▶ Data provided:
= = = = =
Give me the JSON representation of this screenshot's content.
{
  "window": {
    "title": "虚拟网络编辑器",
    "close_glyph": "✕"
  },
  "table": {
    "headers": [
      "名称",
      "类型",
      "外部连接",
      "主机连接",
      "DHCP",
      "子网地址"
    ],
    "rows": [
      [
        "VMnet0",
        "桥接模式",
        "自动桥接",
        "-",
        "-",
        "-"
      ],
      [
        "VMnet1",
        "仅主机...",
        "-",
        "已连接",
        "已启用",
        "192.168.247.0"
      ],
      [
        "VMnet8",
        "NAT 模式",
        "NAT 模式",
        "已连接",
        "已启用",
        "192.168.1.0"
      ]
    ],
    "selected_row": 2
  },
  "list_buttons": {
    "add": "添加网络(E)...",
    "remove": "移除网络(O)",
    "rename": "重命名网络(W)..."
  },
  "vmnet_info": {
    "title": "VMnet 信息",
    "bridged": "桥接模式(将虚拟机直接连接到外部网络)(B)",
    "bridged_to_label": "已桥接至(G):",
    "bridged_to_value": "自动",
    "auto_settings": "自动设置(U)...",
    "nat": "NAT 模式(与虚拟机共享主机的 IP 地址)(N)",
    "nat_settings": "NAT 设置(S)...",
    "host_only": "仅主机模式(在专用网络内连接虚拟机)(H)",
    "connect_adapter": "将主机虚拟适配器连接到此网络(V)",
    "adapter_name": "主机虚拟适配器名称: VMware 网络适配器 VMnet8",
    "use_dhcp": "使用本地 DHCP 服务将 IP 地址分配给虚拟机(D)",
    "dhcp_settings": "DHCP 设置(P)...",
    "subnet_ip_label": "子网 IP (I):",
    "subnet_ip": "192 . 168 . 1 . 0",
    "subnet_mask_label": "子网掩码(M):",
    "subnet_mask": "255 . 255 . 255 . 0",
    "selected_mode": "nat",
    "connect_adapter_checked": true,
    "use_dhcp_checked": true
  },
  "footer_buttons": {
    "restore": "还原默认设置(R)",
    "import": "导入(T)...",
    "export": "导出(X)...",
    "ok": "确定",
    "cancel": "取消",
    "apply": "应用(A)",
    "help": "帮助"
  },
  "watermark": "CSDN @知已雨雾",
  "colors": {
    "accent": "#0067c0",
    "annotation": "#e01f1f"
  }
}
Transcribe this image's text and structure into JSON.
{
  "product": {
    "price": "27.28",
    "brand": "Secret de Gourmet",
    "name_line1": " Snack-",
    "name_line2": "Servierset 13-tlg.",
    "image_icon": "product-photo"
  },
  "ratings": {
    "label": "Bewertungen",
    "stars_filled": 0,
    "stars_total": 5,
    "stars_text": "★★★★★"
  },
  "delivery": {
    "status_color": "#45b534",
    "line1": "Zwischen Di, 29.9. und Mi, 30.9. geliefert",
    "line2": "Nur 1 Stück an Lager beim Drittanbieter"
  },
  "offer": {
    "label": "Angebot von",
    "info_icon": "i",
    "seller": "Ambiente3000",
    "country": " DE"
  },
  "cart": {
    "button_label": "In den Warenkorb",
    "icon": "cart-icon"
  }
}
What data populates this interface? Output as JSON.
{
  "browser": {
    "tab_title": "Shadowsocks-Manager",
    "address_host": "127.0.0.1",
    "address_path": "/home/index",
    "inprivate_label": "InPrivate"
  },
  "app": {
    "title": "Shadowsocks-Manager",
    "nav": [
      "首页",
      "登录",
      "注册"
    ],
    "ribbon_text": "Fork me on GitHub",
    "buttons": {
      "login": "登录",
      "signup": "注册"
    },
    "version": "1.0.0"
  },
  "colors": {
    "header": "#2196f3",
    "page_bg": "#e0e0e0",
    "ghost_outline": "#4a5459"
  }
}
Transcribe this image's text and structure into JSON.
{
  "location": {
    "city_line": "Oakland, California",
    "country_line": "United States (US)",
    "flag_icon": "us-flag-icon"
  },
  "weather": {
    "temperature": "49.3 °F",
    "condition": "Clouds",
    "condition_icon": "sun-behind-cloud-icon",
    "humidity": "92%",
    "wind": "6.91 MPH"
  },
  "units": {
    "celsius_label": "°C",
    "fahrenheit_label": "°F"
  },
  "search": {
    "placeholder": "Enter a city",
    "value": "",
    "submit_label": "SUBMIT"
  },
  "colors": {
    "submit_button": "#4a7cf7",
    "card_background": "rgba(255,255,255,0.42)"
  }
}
= = = = =
▶ Direction:
Using the listing above, reproduce each line without omission.

▶ Answer for this exercise:
Give me the JSON representation of this screenshot's content.
{
  "window": {
    "title": "虚拟网络编辑器",
    "close_glyph": "✕"
  },
  "table": {
    "headers": [
      "名称",
      "类型",
      "外部连接",
      "主机连接",
      "DHCP",
      "子网地址"
    ],
    "rows": [
      [
        "VMnet0",
        "桥接模式",
        "自动桥接",
        "-",
        "-",
        "-"
      ],
      [
        "VMnet1",
        "仅主机...",
        "-",
        "已连接",
        "已启用",
        "192.168.247.0"
      ],
      [
        "VMnet8",
        "NAT 模式",
        "NAT 模式",
        "已连接",
        "已启用",
        "192.168.1.0"
      ]
    ],
    "selected_row": 2
  },
  "list_buttons": {
    "add": "添加网络(E)...",
    "remove": "移除网络(O)",
    "rename": "重命名网络(W)..."
  },
  "vmnet_info": {
    "title": "VMnet 信息",
    "bridged": "桥接模式(将虚拟机直接连接到外部网络)(B)",
    "bridged_to_label": "已桥接至(G):",
    "bridged_to_value": "自动",
    "auto_settings": "自动设置(U)...",
    "nat": "NAT 模式(与虚拟机共享主机的 IP 地址)(N)",
    "nat_settings": "NAT 设置(S)...",
    "host_only": "仅主机模式(在专用网络内连接虚拟机)(H)",
    "connect_adapter": "将主机虚拟适配器连接到此网络(V)",
    "adapter_name": "主机虚拟适配器名称: VMware 网络适配器 VMnet8",
    "use_dhcp": "使用本地 DHCP 服务将 IP 地址分配给虚拟机(D)",
    "dhcp_settings": "DHCP 设置(P)...",
    "subnet_ip_label": "子网 IP (I):",
    "subnet_ip": "192 . 168 . 1 . 0",
    "subnet_mask_label": "子网掩码(M):",
    "subnet_mask": "255 . 255 . 255 . 0",
    "selected_mode": "nat",
    "connect_adapter_checked": true,
    "use_dhcp_checked": true
  },
  "footer_buttons": {
    "restore": "还原默认设置(R)",
    "import": "导入(T)...",
    "export": "导出(X)...",
    "ok": "确定",
    "cancel": "取消",
    "apply": "应用(A)",
    "help": "帮助"
  },
  "watermark": "CSDN @知已雨雾",
  "colors": {
    "accent": "#0067c0",
    "annotation": "#e01f1f"
  }
}
Transcribe this image's text and structure into JSON.
{
  "product": {
    "price": "27.28",
    "brand": "Secret de Gourmet",
    "name_line1": " Snack-",
    "name_line2": "Servierset 13-tlg.",
    "image_icon": "product-photo"
  },
  "ratings": {
    "label": "Bewertungen",
    "stars_filled": 0,
    "stars_total": 5,
    "stars_text": "★★★★★"
  },
  "delivery": {
    "status_color": "#45b534",
    "line1": "Zwischen Di, 29.9. und Mi, 30.9. geliefert",
    "line2": "Nur 1 Stück an Lager beim Drittanbieter"
  },
  "offer": {
    "label": "Angebot von",
    "info_icon": "i",
    "seller": "Ambiente3000",
    "country": " DE"
  },
  "cart": {
    "button_label": "In den Warenkorb",
    "icon": "cart-icon"
  }
}
What data populates this interface? Output as JSON.
{
  "browser": {
    "tab_title": "Shadowsocks-Manager",
    "address_host": "127.0.0.1",
    "address_path": "/home/index",
    "inprivate_label": "InPrivate"
  },
  "app": {
    "title": "Shadowsocks-Manager",
    "nav": [
      "首页",
      "登录",
      "注册"
    ],
    "ribbon_text": "Fork me on GitHub",
    "buttons": {
      "login": "登录",
      "signup": "注册"
    },
    "version": "1.0.0"
  },
  "colors": {
    "header": "#2196f3",
    "page_bg": "#e0e0e0",
    "ghost_outline": "#4a5459"
  }
}
Transcribe this image's text and structure into JSON.
{
  "location": {
    "city_line": "Oakland, California",
    "country_line": "United States (US)",
    "flag_icon": "us-flag-icon"
  },
  "weather": {
    "temperature": "49.3 °F",
    "condition": "Clouds",
    "condition_icon": "sun-behind-cloud-icon",
    "humidity": "92%",
    "wind": "6.91 MPH"
  },
  "units": {
    "celsius_label": "°C",
    "fahrenheit_label": "°F"
  },
  "search": {
    "placeholder": "Enter a city",
    "value": "",
    "submit_label": "SUBMIT"
  },
  "colors": {
    "submit_button": "#4a7cf7",
    "card_background": "rgba(255,255,255,0.42)"
  }
}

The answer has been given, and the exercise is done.